__Text block__:
So what are the best ways to connect with serious people who would want someone with my profile and skill set, please and thank you!?
I should add that Toronto would be the target, although I live North of the City and could also work up here.


----------



## bw66 (Dec 17, 2009)

Network, network, network.

It's never about what you know, it's about who you know. Get out to the local jams and introduce yourself. If you sing as well, get out to the local open mics and introduce yourself. Go to the gigs that you would eventually like to play and introduce yourself to the band (and the venue staff if you would like to play there). After a bit, you'll figure out who the serious (and personable) people are and they'll figure out who you are.


----------



## Guncho (Jun 16, 2015)

I would imagine these days there must be some good ways to put up a Musician Available type ad online as well. I don't know where though. I stopped playing in bands almost twenty years ago.


----------



## Granny Gremlin (Jun 3, 2016)

Craigslist (srsly), poster board at the local L&M / venue where the music you like is played etc. There's a few musicians seeking musicians online services (web boards like this one) that I have never used that seem to have large memberships. Your social media accounts.... and the good old fashioned way as mentioned.

No one thing; pump it out there a any and every way you can.


----------



## DaddyDog (Apr 21, 2017)

The locations around the GTHA for Rehearsal Factory have a bulletin board for this. I don't know if it actually works. But I'd trust it more than an ad in Kijiji or Craigslist.


----------



## Chitmo (Sep 2, 2013)

I vote bench ad!


----------



## laristotle (Aug 29, 2019)

bluehugh2 said:


> I should add that Toronto would be the target, although I live North of the City and could also work up here.


Place an ad in kijiji. community/musicians
You can search by distance too.


----------



## Budda (May 29, 2007)

Tell everyone you know, all the time. Everyone knows someone who plays. Patience is key!

Edit: do this as part of networking at shows and open mics.


----------



## Chito (Feb 17, 2006)

I've been using this website to find members of my band. Bandmix is were I got my present drummer and singer for my 6-piece band. I have a paid account coz I used it a lot before. But try it first and see if you can make any connections with it. I know a lot of guys who are in it.

Canadian Musicians Wanted - Canada Find Local Musicians Classifieds and Bands Online : BandMix.ca


----------



## knight_yyz (Mar 14, 2015)

I'm pretty sure android and iPhone have apps as well.


----------



## Cardamonfrost (Dec 12, 2018)

When stuff opens again, I would go to the Foxx Lounge and HotDoggery on Dunlop on open mic night. There are a lot people singing about unicorns and stuff, but there are also lots of guys/gals that have been in serious bands at one point and are looking for something more.

If you think about it, Barrie as over 150k people, and only one spot where they gather for pressure free performing. Good networking opportunities.
C


----------



## torndownunit (May 14, 2006)

Cardamonfrost said:


> When stuff opens again, I would go to the Foxx Lounge and HotDoggery on Dunlop on open mic night. There are a lot people singing about unicorns and stuff, but there are also lots of guys/gals that have been in serious bands at one point and are looking for something more.
> 
> If you think about it, Barrie as over 150k people, and only one spot where they gather for pressure free performing. Good networking opportunities.
> C



Foxx Lounge shut down likely for good as far as I know. It was on their social media.

__Aim of the task__: Please output the passage of the thread on finding bandmates verbatim, from "## DaddyDog (Apr" to "Kijiji or Craigslist.". The data after this thread has no connection to it.

(Box coordinate listings)
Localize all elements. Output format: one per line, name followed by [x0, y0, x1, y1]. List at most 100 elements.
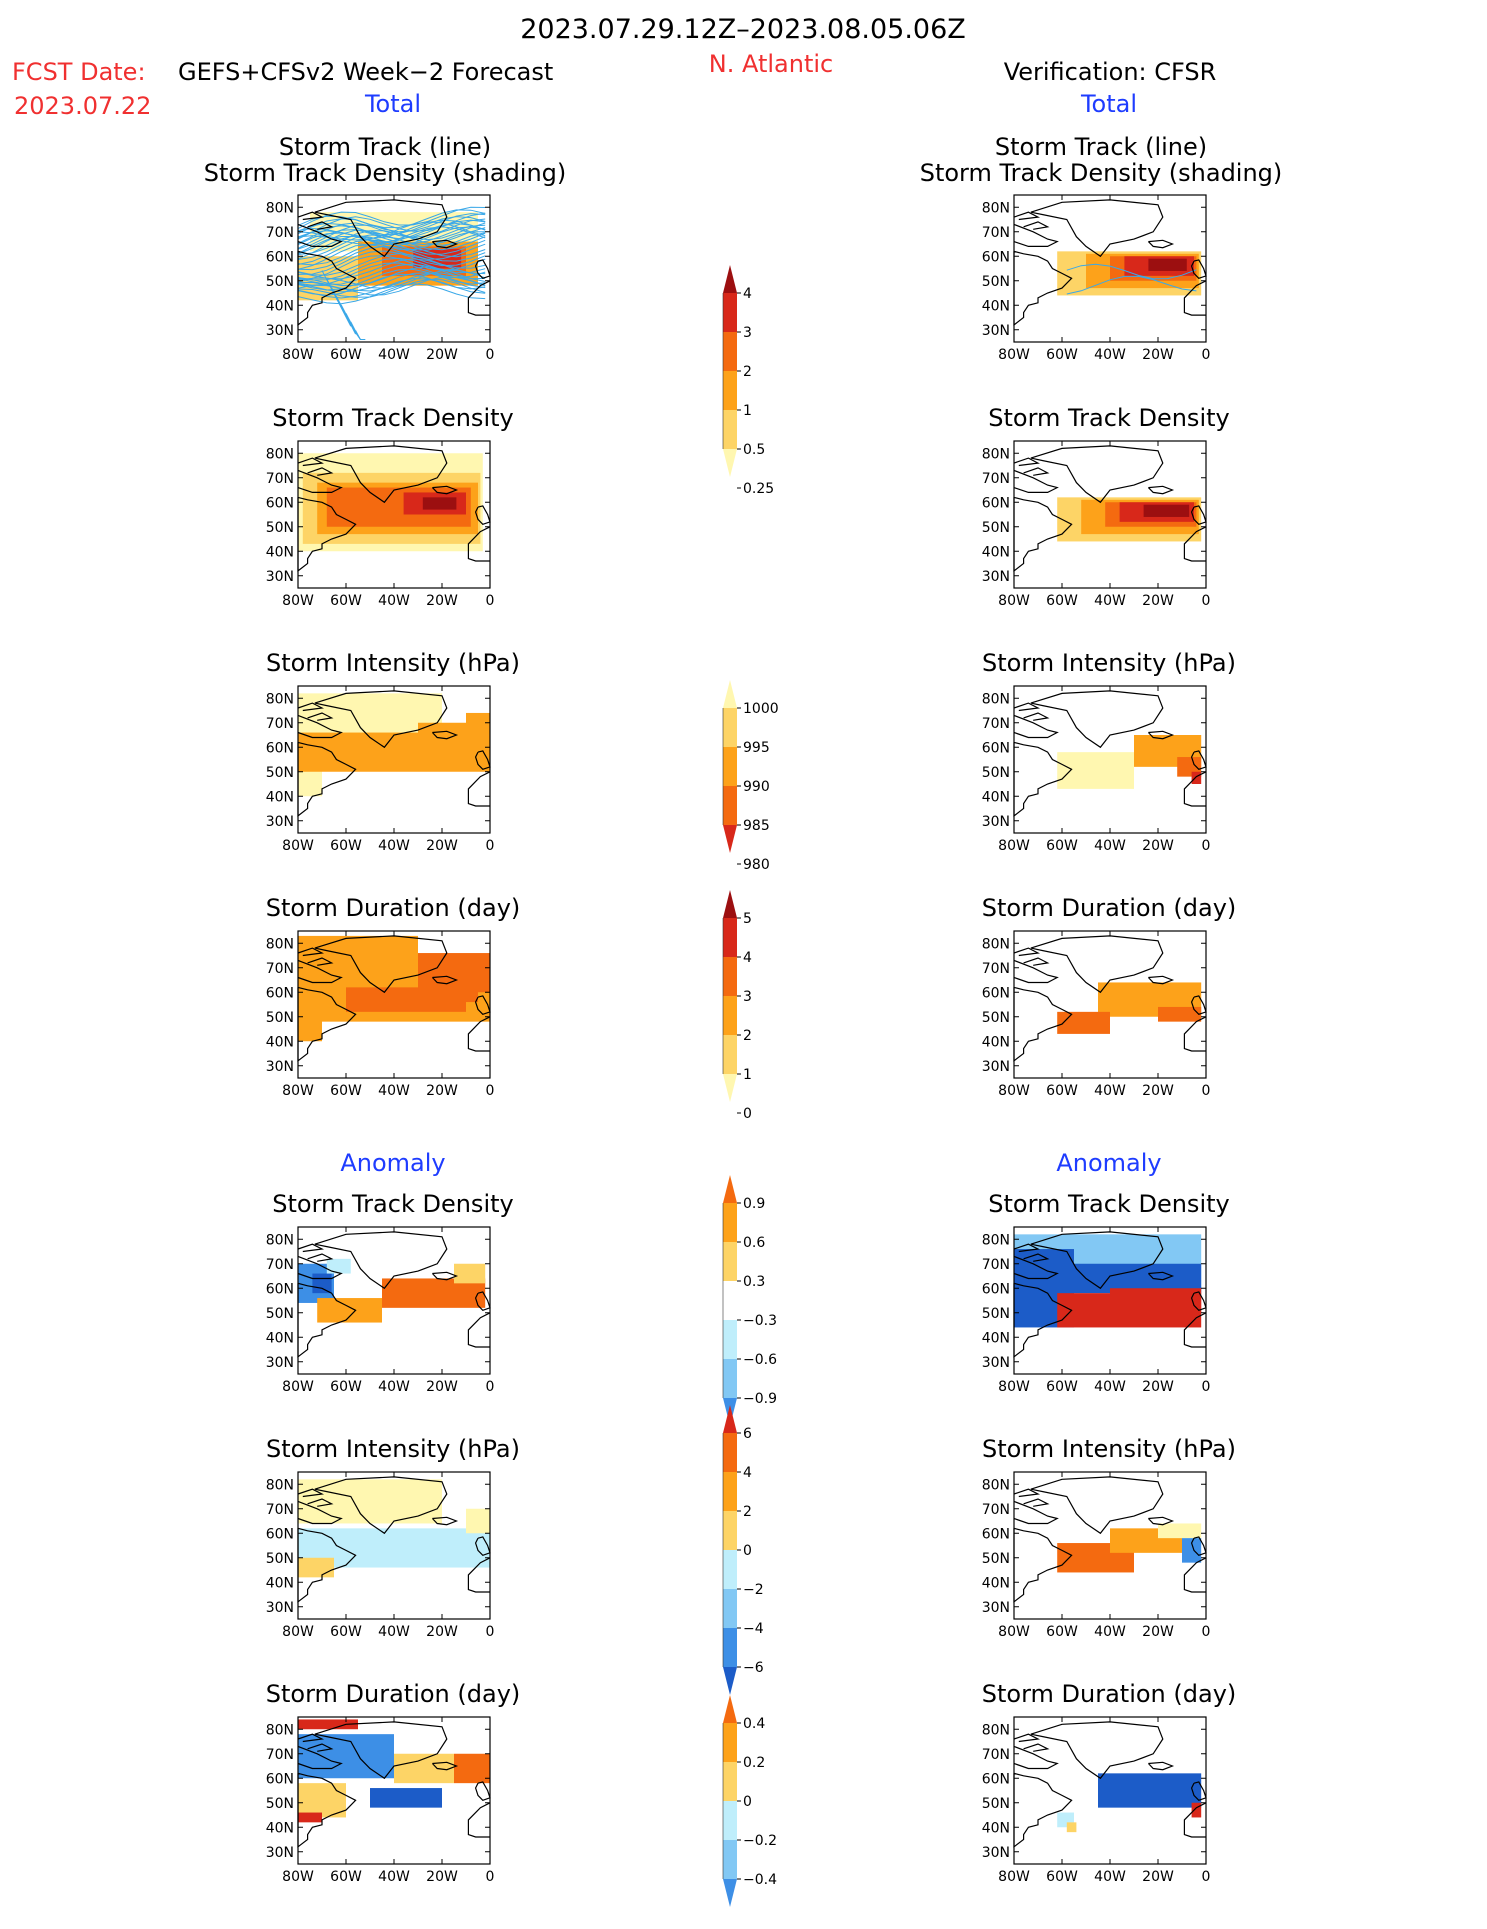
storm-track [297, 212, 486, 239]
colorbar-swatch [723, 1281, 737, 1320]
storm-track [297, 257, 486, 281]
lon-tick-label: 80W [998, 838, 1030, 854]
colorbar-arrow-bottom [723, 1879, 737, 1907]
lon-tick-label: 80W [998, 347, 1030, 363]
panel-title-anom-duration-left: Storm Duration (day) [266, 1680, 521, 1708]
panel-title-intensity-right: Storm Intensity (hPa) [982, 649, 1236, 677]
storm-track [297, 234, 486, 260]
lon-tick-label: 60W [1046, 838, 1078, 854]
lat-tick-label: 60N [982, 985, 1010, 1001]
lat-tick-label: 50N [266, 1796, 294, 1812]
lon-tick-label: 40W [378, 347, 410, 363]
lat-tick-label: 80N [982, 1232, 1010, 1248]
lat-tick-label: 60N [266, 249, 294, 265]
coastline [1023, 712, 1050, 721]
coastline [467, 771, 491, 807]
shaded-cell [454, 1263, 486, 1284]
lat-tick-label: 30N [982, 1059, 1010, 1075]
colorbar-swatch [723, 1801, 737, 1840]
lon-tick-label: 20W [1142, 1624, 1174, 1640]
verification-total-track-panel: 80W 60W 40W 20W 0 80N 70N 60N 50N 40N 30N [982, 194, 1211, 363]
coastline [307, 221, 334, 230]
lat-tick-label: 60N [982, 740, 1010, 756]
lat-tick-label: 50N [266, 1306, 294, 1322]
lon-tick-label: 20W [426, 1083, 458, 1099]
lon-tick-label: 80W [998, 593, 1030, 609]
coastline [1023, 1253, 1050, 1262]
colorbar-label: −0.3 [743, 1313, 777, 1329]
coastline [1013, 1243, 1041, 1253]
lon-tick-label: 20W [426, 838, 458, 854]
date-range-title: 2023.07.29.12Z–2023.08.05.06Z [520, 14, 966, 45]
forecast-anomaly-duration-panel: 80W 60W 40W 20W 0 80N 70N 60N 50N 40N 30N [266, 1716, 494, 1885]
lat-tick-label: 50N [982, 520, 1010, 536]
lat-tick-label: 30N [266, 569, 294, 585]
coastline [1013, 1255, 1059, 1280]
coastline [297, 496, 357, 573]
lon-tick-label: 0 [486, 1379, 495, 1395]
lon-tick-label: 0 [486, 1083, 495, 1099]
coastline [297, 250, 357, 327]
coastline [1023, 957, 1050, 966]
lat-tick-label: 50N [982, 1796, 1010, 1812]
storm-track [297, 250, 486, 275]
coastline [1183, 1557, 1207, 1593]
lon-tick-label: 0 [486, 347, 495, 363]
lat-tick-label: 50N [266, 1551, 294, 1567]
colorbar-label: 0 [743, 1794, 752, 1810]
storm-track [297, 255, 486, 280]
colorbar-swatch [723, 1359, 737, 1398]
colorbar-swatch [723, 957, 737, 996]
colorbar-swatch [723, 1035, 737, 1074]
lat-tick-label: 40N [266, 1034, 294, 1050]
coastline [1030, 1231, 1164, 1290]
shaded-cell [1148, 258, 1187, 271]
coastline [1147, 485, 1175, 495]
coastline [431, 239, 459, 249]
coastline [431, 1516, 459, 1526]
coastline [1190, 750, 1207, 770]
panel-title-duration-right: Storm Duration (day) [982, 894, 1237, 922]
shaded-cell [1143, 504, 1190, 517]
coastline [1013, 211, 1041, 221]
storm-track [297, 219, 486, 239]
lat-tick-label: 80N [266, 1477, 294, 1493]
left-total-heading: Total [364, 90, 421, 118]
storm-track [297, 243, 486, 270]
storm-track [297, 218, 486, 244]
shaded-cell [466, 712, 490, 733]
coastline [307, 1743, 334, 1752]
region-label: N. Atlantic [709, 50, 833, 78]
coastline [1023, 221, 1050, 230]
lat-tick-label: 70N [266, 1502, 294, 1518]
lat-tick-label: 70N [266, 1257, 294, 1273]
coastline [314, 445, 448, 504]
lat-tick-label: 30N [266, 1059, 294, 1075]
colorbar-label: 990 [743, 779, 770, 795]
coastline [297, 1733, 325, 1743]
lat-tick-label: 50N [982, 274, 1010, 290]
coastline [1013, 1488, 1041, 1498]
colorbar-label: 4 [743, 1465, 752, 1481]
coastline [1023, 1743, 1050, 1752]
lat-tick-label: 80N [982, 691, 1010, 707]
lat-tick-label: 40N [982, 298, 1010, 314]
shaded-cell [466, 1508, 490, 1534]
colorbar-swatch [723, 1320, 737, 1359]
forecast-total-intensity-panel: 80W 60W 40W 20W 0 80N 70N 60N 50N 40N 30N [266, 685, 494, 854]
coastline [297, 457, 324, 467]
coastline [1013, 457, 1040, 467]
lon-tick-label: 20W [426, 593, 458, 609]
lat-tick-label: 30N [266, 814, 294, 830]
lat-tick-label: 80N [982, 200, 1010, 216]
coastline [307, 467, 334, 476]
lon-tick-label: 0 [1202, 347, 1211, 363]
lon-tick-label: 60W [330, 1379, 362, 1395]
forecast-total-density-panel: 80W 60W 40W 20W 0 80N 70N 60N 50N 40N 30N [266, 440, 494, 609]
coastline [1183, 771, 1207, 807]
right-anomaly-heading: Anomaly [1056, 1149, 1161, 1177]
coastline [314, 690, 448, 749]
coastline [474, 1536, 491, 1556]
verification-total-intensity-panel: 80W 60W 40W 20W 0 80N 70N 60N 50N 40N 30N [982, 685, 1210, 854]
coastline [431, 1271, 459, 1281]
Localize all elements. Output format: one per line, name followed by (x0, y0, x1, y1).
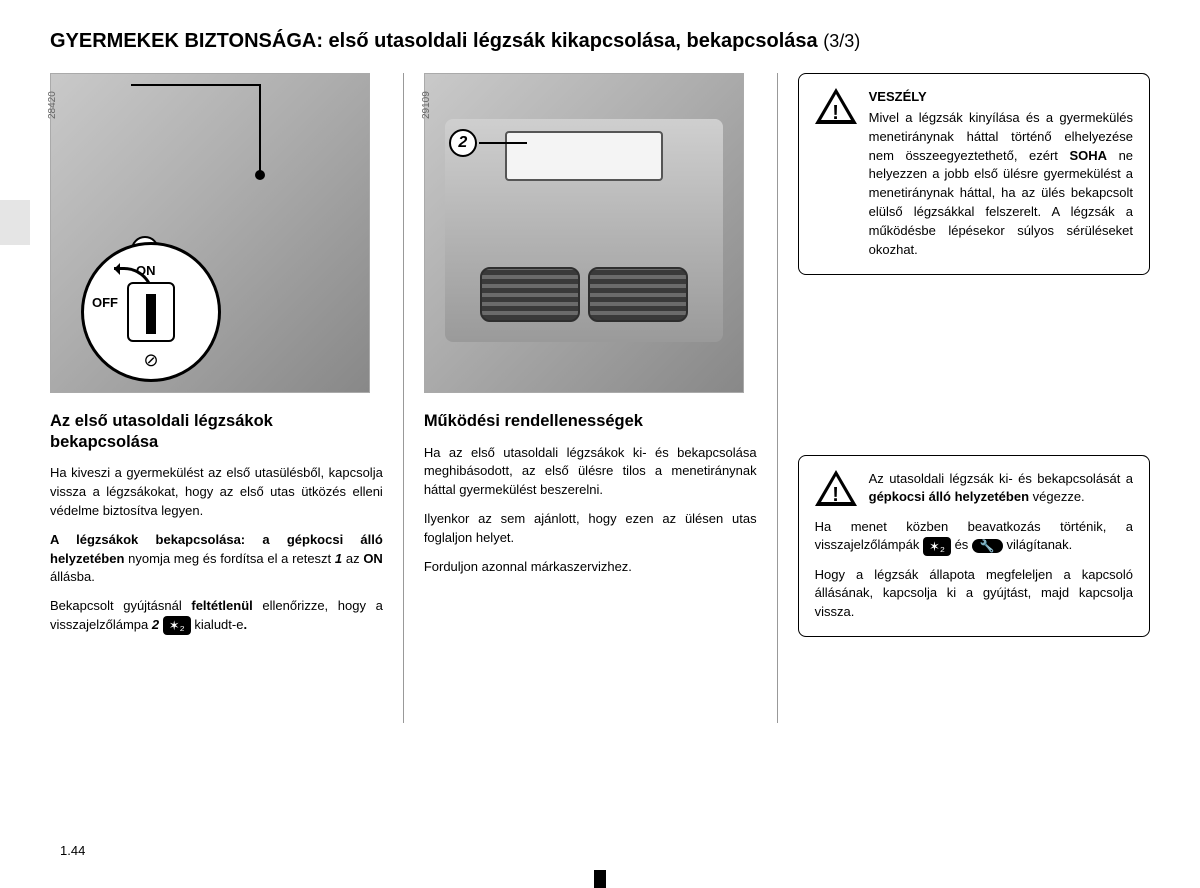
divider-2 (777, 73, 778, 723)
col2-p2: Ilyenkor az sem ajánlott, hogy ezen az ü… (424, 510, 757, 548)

__Result of the exercise__:
## DaddyDog (Apr 21, 2017)

The locations around the GTHA for Rehearsal Factory have a bulletin board for this. I don't know if it actually works. But I'd trust it more than an ad in Kijiji or Craigslist.